[Data extracted from a collection]
───

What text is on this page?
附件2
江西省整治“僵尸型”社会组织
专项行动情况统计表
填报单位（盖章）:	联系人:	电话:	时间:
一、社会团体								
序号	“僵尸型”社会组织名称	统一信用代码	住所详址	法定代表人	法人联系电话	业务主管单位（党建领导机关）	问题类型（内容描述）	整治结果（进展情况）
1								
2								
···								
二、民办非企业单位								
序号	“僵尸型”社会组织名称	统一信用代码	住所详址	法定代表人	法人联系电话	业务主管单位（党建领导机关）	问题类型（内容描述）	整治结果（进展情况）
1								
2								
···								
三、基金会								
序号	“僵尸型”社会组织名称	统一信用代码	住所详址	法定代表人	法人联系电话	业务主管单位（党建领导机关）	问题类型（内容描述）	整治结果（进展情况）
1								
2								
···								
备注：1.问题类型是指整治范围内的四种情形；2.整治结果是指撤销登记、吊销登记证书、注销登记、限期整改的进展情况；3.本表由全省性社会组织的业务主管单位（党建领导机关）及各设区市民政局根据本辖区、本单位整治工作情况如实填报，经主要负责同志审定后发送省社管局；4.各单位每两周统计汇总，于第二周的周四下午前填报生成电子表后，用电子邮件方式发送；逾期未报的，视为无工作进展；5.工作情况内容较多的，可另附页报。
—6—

───

[Job]: Give the complete listing a second time, exactly as it reads.

[Solution for this problem]:
What text is on this page?
附件2
江西省整治“僵尸型”社会组织
专项行动情况统计表
填报单位（盖章）:	联系人:	电话:	时间:
一、社会团体								
序号	“僵尸型”社会组织名称	统一信用代码	住所详址	法定代表人	法人联系电话	业务主管单位（党建领导机关）	问题类型（内容描述）	整治结果（进展情况）
1								
2								
···								
二、民办非企业单位								
序号	“僵尸型”社会组织名称	统一信用代码	住所详址	法定代表人	法人联系电话	业务主管单位（党建领导机关）	问题类型（内容描述）	整治结果（进展情况）
1								
2								
···								
三、基金会								
序号	“僵尸型”社会组织名称	统一信用代码	住所详址	法定代表人	法人联系电话	业务主管单位（党建领导机关）	问题类型（内容描述）	整治结果（进展情况）
1								
2								
···								
备注：1.问题类型是指整治范围内的四种情形；2.整治结果是指撤销登记、吊销登记证书、注销登记、限期整改的进展情况；3.本表由全省性社会组织的业务主管单位（党建领导机关）及各设区市民政局根据本辖区、本单位整治工作情况如实填报，经主要负责同志审定后发送省社管局；4.各单位每两周统计汇总，于第二周的周四下午前填报生成电子表后，用电子邮件方式发送；逾期未报的，视为无工作进展；5.工作情况内容较多的，可另附页报。
—6—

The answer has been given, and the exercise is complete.